Instruction | Keep only those lines of the records that include the string "Surplus".

+++++

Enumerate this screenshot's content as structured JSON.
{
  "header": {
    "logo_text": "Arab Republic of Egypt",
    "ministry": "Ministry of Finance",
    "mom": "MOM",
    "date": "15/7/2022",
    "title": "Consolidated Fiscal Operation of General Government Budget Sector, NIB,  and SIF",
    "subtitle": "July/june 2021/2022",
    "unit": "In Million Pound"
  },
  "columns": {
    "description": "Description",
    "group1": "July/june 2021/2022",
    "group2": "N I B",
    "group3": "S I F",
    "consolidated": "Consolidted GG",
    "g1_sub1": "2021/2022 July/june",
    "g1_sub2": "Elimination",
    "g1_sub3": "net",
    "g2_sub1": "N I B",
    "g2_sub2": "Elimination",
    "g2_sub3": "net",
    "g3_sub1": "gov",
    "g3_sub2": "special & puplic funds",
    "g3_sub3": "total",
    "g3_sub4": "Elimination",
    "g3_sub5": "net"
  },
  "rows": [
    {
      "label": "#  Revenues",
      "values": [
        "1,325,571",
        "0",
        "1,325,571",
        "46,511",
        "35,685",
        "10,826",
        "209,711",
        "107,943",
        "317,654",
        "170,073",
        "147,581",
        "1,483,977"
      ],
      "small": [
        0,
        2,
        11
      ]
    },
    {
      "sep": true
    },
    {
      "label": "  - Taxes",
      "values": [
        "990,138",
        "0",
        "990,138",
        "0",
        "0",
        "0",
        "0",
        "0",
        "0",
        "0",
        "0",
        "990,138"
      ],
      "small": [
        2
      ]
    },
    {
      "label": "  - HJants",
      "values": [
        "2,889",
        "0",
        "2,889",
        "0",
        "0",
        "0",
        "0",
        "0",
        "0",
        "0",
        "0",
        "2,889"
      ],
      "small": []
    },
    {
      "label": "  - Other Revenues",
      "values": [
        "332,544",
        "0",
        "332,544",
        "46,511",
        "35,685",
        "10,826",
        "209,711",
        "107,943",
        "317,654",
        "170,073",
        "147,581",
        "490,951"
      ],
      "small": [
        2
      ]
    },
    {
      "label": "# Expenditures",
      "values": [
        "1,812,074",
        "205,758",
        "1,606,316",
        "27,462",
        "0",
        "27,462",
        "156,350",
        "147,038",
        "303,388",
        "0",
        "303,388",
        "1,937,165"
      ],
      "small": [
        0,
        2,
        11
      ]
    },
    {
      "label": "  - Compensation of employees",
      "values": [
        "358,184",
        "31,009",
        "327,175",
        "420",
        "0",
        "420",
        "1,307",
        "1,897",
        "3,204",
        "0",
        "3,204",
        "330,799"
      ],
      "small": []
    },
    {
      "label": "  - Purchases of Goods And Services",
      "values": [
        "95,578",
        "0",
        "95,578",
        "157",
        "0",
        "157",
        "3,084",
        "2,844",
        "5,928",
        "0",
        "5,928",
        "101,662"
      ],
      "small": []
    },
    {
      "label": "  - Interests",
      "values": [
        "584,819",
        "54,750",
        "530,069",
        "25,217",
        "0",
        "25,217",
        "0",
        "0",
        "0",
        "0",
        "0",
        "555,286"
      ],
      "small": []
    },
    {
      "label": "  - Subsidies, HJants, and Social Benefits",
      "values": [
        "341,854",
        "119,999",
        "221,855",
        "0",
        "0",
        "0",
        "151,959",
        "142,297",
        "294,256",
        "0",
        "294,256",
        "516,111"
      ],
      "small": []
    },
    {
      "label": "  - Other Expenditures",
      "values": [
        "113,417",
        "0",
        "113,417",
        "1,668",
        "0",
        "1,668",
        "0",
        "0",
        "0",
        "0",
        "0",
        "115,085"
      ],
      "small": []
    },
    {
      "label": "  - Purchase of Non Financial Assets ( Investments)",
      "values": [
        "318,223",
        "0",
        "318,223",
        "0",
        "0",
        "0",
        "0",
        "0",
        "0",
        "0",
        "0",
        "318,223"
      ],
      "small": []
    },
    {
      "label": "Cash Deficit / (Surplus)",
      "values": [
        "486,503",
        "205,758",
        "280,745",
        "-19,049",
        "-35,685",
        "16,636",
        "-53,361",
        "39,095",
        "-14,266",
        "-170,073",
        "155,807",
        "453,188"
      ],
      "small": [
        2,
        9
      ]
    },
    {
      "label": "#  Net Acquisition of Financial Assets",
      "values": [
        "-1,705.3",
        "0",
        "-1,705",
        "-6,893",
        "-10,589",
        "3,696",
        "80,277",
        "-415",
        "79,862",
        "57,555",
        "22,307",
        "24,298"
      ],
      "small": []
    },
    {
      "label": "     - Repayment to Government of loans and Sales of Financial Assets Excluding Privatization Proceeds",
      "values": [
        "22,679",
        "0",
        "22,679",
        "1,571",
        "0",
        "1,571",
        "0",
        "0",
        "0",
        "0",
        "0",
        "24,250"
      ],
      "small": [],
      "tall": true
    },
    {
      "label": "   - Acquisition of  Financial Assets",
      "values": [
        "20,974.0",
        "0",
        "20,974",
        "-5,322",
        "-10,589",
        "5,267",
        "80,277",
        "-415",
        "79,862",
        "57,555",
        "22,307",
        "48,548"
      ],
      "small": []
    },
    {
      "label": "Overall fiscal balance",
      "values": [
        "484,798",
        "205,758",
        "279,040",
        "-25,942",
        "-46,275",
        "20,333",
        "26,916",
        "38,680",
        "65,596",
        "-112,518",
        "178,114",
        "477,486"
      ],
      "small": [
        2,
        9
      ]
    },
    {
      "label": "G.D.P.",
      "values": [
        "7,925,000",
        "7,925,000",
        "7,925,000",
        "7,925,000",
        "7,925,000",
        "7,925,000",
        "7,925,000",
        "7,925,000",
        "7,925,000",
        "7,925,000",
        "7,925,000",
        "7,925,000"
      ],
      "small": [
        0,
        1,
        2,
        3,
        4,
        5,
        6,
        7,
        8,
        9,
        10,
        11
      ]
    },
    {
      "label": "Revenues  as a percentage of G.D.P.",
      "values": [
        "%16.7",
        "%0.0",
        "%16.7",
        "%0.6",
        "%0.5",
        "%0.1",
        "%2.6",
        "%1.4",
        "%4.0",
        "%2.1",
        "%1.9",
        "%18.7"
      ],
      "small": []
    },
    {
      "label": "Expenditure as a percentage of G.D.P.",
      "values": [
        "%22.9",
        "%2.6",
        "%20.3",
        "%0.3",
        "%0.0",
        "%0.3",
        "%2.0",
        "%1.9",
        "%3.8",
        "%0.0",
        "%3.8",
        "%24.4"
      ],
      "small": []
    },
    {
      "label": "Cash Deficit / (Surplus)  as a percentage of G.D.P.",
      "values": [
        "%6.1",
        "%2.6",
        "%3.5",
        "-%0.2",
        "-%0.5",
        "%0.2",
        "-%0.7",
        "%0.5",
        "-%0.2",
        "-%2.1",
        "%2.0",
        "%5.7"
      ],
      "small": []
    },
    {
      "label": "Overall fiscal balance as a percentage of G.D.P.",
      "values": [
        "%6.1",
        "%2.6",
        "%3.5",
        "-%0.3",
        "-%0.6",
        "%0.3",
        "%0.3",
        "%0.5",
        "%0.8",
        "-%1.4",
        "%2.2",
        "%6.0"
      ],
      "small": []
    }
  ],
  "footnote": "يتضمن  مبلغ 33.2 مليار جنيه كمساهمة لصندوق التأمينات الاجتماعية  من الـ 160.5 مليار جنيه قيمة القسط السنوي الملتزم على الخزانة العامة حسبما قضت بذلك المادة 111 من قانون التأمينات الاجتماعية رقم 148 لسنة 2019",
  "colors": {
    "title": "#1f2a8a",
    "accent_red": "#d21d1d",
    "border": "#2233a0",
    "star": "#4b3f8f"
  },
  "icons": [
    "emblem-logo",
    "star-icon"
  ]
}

+++++

Full solution |
      "label": "Cash Deficit / (Surplus)",
      "label": "Cash Deficit / (Surplus)  as a percentage of G.D.P.",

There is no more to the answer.